**What the exercise asks:**
Report how many lines in the records hold the string "Statistics"; give the number and nothing else.
━━ Material provided ━━
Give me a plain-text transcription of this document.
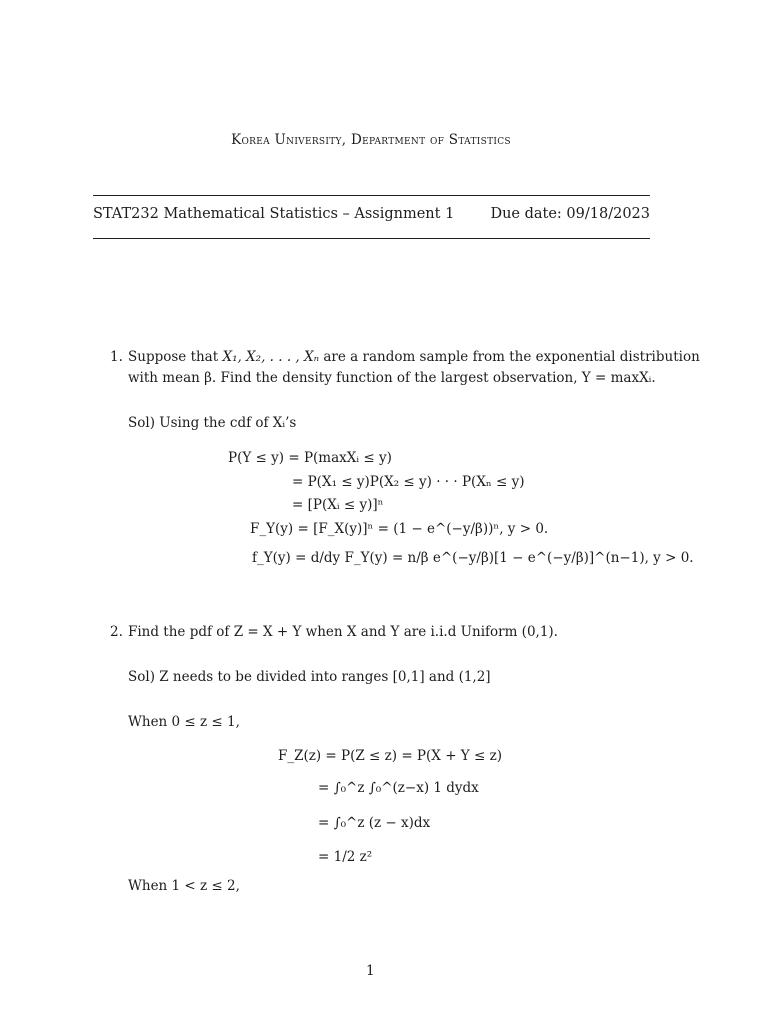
Korea University, Department of Statistics
STAT232 Mathematical Statistics – Assignment 1 Due date: 09/18/2023
1. Suppose that X₁, X₂, . . . , Xₙ are a random sample from the exponential distribution
with mean β. Find the density function of the largest observation, Y = maxXᵢ.
Sol) Using the cdf of Xᵢ’s
P(Y ≤ y) = P(maxXᵢ ≤ y)
= P(X₁ ≤ y)P(X₂ ≤ y) · · · P(Xₙ ≤ y)
= [P(Xᵢ ≤ y)]ⁿ
F_Y(y) = [F_X(y)]ⁿ = (1 − e^(−y/β))ⁿ, y > 0.
f_Y(y) = d/dy F_Y(y) = n/β e^(−y/β)[1 − e^(−y/β)]^(n−1), y > 0.
2. Find the pdf of Z = X + Y when X and Y are i.i.d Uniform (0,1).
Sol) Z needs to be divided into ranges [0,1] and (1,2]
When 0 ≤ z ≤ 1,
F_Z(z) = P(Z ≤ z) = P(X + Y ≤ z)
= ∫₀^z ∫₀^(z−x) 1 dydx
= ∫₀^z (z − x)dx
= 1/2 z²
When 1 < z ≤ 2,
1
━━━
**Solution for this exercise:**
2